►

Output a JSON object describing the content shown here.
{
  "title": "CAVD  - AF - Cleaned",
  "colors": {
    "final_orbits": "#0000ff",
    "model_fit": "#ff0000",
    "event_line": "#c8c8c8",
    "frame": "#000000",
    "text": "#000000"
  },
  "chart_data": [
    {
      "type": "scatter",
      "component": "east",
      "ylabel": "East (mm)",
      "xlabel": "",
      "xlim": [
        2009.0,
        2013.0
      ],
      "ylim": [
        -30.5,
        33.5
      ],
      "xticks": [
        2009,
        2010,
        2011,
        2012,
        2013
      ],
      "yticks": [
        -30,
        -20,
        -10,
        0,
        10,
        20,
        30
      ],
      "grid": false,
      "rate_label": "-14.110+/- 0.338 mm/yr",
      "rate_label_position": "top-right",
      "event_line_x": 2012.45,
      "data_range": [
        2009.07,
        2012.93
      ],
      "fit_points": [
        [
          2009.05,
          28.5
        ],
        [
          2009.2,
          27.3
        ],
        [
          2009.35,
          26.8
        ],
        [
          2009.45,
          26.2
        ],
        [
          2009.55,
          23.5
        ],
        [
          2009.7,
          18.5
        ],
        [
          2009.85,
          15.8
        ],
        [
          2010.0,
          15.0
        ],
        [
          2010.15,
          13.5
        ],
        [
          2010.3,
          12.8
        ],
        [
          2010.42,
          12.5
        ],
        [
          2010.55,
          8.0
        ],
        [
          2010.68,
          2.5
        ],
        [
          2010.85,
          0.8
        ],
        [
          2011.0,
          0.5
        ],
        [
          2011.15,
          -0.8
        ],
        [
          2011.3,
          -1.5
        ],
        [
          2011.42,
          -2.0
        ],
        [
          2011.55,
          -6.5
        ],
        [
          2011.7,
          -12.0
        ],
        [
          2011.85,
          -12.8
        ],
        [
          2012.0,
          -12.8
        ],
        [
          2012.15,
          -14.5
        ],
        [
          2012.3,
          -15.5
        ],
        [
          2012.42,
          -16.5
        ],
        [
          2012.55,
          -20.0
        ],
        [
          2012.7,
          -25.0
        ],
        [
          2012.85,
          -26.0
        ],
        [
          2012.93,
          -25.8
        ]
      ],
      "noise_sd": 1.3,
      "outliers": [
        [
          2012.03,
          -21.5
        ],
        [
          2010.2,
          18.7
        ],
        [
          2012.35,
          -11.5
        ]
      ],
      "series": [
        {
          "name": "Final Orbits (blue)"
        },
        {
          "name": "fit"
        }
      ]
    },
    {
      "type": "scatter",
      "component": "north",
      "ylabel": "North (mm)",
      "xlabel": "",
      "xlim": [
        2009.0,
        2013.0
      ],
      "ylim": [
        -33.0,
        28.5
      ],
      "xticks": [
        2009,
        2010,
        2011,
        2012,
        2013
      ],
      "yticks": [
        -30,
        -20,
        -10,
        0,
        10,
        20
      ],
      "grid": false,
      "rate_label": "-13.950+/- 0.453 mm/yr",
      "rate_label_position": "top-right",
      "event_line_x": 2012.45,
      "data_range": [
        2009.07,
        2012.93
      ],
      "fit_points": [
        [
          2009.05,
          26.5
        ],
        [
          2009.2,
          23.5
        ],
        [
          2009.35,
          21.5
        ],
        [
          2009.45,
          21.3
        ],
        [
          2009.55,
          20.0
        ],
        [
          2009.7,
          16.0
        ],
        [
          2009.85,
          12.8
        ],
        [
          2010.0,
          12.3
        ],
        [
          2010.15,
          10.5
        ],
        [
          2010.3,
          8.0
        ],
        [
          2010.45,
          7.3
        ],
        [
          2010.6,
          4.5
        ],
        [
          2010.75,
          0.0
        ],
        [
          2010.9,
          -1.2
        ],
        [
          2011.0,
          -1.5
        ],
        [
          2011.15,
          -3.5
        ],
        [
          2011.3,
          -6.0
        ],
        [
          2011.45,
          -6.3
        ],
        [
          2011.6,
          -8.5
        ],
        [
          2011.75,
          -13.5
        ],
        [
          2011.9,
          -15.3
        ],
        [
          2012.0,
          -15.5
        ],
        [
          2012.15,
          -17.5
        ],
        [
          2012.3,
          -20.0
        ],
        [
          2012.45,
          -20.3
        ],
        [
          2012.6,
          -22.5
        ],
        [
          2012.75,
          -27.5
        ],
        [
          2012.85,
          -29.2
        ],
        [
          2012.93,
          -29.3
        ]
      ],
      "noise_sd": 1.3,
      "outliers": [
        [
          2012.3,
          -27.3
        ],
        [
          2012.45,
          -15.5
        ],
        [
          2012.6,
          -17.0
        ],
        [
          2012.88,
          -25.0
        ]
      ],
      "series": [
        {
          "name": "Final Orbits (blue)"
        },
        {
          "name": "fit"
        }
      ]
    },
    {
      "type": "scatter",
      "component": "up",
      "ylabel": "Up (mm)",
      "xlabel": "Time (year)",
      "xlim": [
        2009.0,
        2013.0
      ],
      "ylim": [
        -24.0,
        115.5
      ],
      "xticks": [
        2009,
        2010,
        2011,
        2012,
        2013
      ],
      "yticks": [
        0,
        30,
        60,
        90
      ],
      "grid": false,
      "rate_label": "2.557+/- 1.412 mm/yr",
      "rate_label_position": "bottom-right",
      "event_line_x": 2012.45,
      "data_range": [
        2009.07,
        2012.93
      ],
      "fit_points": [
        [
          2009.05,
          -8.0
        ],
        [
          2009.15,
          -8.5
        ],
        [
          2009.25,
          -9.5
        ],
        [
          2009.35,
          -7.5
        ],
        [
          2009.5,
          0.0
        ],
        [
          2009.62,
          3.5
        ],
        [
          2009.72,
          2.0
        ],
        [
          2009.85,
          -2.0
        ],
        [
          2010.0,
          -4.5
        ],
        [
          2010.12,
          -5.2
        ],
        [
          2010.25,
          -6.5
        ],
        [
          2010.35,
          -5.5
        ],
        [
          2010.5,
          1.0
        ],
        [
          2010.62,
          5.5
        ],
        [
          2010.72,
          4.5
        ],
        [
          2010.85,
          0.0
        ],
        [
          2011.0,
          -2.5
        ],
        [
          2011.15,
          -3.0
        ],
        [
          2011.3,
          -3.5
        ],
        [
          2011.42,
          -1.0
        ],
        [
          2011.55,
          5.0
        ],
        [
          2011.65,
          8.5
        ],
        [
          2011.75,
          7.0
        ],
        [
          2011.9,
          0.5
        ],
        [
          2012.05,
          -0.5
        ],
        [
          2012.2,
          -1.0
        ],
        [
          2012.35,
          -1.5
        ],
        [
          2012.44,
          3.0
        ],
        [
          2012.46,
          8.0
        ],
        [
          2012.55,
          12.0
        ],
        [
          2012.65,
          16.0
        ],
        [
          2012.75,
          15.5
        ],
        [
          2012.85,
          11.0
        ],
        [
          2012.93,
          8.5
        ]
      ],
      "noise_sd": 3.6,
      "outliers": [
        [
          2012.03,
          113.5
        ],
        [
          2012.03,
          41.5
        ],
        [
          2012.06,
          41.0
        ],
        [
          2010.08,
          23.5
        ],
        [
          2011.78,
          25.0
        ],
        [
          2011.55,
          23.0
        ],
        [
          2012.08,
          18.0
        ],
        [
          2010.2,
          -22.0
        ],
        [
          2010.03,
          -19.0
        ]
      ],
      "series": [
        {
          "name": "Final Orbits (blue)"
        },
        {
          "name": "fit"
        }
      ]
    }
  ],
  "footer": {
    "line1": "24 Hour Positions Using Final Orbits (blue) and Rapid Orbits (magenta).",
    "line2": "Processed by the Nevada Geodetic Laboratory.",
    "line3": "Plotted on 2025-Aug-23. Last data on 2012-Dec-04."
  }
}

◄

### Given problem
Copy out each line of the records where the string "ylabel" appears.

### Exercise output
      "ylabel": "East (mm)",
      "ylabel": "North (mm)",
      "ylabel": "Up (mm)",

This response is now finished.